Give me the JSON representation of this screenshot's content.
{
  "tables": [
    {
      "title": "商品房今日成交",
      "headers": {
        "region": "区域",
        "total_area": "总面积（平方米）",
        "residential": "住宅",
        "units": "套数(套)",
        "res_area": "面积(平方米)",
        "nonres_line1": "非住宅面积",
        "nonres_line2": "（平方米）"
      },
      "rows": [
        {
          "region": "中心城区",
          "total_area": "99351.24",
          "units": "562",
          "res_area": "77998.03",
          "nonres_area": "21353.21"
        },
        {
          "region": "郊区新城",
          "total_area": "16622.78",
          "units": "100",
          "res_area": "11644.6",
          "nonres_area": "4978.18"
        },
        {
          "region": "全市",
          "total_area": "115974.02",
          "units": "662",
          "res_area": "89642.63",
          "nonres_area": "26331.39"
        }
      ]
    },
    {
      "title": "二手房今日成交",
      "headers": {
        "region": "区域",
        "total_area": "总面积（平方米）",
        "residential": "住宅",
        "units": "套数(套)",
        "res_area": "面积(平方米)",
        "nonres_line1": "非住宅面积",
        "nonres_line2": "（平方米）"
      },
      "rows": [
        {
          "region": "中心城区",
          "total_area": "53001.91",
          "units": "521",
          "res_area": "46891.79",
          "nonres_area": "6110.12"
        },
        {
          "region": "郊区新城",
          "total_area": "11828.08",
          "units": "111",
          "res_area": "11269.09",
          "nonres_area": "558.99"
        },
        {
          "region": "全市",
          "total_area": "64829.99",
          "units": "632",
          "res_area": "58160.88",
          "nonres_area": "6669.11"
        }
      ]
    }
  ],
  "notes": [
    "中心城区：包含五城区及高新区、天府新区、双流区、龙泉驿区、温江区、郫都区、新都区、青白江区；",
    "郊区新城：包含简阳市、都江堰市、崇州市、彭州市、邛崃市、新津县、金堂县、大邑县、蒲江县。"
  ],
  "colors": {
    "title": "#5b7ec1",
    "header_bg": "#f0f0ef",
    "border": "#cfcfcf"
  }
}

▶ _To do_
Extract every line containing the string "units" from the material.

▶ _Answer to the task_
        "units": "套数(套)",
          "units": "562",
          "units": "100",
          "units": "662",
        "units": "套数(套)",
          "units": "521",
          "units": "111",
          "units": "632",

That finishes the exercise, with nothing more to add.